◆ Exercise instructions: Pull every line containing "اسألك" out of the material below.

◆ Extracted data:
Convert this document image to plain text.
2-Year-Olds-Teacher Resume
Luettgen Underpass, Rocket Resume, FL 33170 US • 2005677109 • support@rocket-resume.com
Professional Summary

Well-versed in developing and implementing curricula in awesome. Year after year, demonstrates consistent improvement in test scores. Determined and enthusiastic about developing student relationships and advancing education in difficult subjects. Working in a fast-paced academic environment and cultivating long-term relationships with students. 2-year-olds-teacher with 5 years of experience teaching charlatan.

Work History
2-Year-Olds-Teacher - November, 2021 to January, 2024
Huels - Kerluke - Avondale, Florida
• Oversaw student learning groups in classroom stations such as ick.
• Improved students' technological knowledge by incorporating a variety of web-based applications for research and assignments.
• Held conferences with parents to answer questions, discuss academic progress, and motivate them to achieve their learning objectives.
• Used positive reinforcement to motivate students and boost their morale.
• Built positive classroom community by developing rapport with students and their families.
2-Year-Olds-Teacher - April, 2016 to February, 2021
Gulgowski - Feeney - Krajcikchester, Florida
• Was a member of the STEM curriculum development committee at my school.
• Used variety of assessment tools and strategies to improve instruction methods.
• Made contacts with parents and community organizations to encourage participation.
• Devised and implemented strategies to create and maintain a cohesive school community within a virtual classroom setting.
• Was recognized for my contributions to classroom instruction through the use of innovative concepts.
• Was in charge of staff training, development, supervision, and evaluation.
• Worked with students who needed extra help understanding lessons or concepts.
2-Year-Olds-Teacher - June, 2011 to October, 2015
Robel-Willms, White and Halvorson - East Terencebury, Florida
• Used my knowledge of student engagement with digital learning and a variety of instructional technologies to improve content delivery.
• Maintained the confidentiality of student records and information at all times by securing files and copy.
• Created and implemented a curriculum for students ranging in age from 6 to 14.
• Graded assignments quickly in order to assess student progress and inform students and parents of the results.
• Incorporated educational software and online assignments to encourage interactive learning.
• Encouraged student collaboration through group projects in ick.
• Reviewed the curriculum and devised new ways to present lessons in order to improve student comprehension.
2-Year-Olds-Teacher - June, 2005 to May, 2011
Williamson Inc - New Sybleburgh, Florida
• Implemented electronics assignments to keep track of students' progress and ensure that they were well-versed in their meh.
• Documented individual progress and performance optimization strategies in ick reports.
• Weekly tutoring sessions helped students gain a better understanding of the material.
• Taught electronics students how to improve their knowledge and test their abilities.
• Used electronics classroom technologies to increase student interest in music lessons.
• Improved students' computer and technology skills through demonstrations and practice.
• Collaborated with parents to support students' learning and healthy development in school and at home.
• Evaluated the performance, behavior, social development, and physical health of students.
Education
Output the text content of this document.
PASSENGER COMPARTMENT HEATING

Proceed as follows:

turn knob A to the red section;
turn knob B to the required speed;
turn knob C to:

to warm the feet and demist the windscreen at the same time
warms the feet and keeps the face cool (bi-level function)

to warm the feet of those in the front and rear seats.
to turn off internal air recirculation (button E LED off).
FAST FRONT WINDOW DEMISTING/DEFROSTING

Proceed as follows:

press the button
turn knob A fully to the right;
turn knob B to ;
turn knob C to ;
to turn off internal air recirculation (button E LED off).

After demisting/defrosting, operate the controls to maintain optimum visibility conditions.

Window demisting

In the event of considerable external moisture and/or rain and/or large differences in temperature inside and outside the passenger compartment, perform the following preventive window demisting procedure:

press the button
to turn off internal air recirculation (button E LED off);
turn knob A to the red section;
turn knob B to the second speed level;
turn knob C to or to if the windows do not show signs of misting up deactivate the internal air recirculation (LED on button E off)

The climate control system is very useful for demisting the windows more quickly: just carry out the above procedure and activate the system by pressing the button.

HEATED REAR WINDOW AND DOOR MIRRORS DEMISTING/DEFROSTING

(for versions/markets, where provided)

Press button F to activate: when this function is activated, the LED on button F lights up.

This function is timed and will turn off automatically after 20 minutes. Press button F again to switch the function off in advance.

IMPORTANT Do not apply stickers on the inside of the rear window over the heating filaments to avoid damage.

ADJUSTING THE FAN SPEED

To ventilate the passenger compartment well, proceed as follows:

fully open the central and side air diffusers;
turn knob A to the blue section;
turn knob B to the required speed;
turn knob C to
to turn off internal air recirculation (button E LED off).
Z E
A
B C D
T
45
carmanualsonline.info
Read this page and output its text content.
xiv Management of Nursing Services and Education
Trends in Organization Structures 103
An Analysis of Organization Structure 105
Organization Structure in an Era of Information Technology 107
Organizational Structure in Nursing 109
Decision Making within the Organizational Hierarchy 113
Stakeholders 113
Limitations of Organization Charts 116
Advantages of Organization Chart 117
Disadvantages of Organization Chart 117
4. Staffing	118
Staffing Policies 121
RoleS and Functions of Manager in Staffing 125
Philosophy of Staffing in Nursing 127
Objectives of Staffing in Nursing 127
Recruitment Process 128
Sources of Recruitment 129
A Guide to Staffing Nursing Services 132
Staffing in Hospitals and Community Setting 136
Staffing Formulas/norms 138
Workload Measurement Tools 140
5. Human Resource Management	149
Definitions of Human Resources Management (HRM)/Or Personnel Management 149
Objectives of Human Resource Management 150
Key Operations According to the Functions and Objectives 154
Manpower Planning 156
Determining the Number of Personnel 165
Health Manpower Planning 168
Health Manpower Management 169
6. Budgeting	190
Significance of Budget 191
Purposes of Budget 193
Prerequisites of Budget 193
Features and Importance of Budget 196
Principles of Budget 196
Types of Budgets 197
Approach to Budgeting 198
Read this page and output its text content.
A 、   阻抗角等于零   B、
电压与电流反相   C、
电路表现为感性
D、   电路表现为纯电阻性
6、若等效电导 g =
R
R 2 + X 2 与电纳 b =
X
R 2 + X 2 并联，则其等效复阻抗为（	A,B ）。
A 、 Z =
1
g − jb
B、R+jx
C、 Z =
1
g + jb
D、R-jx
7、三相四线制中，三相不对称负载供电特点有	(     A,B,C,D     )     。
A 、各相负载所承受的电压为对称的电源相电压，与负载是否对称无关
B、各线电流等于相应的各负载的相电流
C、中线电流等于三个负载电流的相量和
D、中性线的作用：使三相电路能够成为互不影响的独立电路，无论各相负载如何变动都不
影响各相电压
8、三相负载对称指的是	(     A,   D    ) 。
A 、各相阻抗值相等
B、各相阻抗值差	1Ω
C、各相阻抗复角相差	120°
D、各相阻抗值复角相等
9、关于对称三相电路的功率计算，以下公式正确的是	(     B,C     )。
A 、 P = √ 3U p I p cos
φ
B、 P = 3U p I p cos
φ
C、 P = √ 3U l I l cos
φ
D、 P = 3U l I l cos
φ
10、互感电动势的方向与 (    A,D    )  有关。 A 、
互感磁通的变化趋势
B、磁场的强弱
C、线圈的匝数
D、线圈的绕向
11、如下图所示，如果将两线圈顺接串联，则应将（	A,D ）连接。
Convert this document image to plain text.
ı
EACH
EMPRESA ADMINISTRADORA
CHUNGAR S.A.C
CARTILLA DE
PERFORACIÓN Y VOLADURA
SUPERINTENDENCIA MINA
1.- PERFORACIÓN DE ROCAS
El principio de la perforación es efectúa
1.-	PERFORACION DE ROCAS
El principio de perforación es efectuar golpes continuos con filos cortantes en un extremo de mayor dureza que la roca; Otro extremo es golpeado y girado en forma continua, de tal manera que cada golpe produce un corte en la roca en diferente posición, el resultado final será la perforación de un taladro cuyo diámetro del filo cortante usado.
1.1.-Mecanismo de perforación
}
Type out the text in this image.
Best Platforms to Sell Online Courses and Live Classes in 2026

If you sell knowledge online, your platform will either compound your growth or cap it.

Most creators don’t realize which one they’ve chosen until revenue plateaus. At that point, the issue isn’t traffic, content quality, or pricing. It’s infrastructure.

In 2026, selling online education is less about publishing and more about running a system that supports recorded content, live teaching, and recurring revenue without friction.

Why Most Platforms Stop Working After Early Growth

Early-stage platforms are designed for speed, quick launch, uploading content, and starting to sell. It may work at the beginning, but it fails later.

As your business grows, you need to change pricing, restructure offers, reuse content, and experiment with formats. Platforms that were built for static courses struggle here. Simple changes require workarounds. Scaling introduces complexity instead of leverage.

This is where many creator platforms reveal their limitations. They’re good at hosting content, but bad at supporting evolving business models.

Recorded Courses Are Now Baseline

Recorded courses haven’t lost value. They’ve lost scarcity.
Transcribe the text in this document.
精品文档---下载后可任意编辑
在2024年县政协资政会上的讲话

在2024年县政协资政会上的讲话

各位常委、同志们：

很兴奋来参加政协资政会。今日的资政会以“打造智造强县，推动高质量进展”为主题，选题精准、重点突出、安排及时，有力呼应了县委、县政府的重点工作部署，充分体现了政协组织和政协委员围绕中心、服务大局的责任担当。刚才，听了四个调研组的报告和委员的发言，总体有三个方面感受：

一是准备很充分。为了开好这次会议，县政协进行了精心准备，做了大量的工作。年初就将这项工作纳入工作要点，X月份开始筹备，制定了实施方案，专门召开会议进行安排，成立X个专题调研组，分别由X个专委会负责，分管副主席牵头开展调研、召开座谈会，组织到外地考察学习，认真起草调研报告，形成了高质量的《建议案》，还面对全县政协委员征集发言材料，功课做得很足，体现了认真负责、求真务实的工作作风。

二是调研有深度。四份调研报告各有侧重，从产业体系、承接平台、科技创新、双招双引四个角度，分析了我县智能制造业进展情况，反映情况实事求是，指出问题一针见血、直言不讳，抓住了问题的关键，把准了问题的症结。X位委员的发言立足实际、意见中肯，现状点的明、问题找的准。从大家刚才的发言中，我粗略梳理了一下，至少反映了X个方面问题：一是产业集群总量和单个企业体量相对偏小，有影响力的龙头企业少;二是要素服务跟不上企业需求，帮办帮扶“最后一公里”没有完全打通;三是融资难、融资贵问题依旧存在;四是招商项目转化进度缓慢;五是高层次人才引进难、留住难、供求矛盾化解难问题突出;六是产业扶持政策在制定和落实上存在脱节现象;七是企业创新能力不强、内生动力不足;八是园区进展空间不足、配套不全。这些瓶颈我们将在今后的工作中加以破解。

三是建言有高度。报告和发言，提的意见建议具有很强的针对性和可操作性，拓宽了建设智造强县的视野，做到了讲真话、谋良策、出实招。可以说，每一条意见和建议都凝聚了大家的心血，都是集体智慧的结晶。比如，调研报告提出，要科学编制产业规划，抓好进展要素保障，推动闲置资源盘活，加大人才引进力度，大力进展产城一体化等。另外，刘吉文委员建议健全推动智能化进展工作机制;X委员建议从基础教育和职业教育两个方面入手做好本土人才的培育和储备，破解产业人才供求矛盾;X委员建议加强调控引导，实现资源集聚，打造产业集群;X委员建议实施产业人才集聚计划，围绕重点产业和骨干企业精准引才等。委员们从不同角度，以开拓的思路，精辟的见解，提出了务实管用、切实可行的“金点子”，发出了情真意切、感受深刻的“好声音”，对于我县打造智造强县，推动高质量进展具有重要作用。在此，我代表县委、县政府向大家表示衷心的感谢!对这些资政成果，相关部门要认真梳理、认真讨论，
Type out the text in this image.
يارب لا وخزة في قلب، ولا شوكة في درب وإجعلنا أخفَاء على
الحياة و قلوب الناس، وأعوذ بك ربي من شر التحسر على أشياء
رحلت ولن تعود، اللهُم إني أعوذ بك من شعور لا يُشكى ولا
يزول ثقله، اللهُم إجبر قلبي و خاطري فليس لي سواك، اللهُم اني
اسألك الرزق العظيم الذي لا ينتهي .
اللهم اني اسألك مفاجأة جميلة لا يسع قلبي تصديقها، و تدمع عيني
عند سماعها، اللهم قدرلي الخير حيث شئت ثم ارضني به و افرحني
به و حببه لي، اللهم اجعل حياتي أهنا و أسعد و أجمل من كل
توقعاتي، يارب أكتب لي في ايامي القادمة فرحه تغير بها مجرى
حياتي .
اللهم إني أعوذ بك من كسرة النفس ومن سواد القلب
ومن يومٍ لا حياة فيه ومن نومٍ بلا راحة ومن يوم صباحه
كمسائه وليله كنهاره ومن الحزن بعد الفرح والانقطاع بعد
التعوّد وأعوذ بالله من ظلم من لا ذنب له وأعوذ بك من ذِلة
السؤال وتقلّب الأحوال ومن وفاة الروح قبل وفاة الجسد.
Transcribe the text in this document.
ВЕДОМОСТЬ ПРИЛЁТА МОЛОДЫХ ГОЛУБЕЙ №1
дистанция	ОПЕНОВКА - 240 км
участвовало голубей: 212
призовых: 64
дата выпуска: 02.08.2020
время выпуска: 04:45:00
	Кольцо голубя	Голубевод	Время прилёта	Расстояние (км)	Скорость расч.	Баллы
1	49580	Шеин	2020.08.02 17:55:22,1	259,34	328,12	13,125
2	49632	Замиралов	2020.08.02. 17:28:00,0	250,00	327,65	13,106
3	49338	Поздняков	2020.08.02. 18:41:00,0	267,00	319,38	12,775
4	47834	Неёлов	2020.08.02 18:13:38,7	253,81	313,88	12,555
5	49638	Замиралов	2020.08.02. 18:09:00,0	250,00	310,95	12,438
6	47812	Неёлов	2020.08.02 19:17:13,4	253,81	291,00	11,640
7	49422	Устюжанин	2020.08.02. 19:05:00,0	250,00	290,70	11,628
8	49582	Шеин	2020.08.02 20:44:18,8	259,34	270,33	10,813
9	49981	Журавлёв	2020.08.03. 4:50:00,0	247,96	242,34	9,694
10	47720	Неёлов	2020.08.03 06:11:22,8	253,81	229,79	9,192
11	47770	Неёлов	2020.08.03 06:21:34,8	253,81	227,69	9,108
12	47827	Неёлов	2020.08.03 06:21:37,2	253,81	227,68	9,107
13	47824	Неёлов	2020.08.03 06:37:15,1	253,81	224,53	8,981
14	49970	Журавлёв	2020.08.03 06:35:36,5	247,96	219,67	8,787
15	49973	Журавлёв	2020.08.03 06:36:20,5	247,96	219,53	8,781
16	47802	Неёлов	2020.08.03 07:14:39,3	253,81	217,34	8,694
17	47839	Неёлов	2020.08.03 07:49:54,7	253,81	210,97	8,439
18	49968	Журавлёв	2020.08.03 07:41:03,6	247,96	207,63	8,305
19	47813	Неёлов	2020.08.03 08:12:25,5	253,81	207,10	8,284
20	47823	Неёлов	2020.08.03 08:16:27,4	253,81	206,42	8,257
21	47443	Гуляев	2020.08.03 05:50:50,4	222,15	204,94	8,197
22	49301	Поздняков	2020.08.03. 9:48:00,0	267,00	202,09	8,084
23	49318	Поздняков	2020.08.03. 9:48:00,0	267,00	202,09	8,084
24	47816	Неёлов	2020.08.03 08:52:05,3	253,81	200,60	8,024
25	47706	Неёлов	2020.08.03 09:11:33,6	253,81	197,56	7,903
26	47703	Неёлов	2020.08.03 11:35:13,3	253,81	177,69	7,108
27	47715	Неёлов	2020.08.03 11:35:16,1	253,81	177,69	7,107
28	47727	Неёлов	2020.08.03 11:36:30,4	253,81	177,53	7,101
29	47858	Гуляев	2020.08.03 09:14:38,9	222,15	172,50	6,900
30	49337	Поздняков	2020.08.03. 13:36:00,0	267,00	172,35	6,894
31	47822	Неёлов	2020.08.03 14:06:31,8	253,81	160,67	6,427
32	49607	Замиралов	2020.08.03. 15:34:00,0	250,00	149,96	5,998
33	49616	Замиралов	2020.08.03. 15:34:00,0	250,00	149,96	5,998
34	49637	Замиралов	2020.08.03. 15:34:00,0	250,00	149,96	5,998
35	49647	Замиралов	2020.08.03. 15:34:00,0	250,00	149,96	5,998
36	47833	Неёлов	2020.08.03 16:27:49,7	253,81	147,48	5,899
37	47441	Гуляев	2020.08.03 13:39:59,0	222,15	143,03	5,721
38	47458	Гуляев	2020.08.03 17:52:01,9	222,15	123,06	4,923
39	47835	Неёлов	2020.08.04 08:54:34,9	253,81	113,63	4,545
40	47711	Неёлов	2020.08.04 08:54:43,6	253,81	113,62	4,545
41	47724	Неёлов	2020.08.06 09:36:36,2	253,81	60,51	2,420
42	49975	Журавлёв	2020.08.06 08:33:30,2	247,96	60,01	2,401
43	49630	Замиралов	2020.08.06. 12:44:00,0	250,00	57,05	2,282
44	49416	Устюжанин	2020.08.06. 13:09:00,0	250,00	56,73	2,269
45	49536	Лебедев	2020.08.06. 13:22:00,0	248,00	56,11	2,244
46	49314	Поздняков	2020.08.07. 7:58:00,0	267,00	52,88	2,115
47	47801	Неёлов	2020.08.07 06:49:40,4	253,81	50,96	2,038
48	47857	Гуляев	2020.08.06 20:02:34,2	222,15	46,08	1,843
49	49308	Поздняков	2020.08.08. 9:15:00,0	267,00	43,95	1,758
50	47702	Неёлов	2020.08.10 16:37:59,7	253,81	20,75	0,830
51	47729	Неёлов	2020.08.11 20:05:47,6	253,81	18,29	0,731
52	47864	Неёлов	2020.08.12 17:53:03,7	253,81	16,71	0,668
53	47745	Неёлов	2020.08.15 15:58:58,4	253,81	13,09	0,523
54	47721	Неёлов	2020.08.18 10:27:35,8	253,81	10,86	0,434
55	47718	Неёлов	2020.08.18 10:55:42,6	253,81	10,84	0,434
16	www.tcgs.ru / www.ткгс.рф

◆ Answer to the exercise:
اسألك الرزق العظيم الذي لا ينتهي .
اللهم اني اسألك مفاجأة جميلة لا يسع قلبي تصديقها، و تدمع عيني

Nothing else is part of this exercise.